Supplied data:
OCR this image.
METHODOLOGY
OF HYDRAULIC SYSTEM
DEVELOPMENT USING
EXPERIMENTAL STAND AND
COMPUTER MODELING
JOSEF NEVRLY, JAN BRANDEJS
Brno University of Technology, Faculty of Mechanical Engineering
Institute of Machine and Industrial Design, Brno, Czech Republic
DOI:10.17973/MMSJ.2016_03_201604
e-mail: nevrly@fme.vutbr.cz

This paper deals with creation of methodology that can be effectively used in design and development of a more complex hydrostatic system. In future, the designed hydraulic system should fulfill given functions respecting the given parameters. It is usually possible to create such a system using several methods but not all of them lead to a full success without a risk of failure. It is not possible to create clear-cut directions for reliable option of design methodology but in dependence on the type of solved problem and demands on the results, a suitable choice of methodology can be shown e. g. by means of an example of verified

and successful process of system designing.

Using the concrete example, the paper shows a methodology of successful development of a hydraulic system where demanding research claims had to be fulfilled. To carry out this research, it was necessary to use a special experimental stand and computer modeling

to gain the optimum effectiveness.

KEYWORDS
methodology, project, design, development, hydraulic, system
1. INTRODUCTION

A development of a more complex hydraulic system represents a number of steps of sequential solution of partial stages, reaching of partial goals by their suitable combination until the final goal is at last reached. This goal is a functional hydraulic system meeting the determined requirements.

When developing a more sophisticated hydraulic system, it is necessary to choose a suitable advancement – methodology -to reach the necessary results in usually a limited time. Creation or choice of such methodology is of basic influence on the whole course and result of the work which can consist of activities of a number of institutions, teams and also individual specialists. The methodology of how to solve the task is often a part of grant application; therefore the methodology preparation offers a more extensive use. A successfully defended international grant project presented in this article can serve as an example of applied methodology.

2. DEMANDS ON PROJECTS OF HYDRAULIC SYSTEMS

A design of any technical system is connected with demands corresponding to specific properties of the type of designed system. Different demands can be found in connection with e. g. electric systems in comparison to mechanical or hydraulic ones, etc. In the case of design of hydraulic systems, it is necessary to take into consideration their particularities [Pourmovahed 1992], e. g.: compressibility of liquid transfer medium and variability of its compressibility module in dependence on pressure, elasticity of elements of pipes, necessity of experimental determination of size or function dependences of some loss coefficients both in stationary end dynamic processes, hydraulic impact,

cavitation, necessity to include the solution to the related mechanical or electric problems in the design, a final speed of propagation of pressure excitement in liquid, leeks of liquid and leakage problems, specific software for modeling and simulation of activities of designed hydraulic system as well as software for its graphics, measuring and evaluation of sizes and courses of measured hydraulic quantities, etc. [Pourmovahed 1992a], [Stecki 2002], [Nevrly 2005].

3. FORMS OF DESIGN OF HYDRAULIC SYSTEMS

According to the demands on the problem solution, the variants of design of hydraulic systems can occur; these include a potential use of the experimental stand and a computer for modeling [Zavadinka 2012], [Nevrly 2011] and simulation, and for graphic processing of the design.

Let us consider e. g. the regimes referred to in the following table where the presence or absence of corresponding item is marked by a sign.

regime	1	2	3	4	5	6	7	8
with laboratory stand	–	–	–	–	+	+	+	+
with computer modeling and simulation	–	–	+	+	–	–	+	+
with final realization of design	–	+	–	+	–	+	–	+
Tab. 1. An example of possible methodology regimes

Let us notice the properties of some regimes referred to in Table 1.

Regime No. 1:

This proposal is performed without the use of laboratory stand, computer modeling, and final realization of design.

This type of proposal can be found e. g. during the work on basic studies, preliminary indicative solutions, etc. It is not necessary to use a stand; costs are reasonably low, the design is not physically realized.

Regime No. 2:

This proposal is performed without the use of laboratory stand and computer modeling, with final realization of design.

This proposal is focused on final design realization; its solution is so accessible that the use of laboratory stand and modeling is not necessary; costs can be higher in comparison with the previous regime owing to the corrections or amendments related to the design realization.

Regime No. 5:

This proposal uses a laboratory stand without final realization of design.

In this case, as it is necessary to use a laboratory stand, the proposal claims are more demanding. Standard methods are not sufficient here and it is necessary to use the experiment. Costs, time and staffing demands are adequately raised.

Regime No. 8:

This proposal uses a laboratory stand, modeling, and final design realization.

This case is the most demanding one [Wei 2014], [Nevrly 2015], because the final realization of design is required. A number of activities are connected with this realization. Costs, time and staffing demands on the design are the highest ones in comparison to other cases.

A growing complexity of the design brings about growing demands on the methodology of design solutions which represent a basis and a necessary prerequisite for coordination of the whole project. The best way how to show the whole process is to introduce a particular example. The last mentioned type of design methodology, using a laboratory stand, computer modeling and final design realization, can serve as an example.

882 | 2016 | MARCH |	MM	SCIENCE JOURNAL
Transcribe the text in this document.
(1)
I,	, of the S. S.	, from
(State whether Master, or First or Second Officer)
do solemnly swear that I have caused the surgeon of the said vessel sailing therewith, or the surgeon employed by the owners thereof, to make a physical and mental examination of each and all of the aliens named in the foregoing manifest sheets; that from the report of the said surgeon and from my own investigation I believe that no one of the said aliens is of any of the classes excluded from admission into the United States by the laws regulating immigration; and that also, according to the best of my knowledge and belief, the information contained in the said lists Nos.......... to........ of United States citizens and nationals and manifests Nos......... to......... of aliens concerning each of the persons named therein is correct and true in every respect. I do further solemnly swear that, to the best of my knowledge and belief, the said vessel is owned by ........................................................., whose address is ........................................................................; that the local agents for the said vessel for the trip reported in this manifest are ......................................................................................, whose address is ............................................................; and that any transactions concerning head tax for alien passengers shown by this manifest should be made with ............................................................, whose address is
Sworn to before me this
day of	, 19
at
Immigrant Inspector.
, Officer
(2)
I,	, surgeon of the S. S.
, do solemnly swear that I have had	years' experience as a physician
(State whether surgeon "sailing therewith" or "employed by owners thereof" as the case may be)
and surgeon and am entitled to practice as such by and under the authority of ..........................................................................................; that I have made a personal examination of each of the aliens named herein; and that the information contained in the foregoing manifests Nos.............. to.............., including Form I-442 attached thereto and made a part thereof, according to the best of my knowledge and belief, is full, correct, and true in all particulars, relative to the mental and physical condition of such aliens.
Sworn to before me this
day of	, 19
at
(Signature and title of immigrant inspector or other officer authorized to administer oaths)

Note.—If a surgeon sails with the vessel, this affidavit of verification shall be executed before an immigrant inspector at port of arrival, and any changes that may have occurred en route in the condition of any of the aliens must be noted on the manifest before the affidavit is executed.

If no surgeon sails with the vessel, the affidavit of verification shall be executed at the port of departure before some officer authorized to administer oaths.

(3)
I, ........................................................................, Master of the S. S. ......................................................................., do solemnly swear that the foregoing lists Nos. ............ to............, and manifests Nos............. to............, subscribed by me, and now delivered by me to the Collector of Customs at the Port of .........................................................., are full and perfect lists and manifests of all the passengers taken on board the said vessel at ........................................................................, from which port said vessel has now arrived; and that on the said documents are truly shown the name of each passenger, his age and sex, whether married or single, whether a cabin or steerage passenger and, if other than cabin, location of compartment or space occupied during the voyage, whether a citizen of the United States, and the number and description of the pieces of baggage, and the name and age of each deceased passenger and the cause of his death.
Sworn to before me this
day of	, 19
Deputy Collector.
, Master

Problem to work on: Show every line from the entries above in which the word "proposal" appears.

Result for this exercise:
This proposal is performed without the use of laboratory stand, computer modeling, and final realization of design.
This type of proposal can be found e. g. during the work on basic studies, preliminary indicative solutions, etc. It is not necessary to use a stand; costs are reasonably low, the design is not physically realized.
This proposal is performed without the use of laboratory stand and computer modeling, with final realization of design.
This proposal is focused on final design realization; its solution is so accessible that the use of laboratory stand and modeling is not necessary; costs can be higher in comparison with the previous regime owing to the corrections or amendments related to the design realization.
This proposal uses a laboratory stand without final realization of design.
In this case, as it is necessary to use a laboratory stand, the proposal claims are more demanding. Standard methods are not sufficient here and it is necessary to use the experiment. Costs, time and staffing demands are adequately raised.
This proposal uses a laboratory stand, modeling, and final design realization.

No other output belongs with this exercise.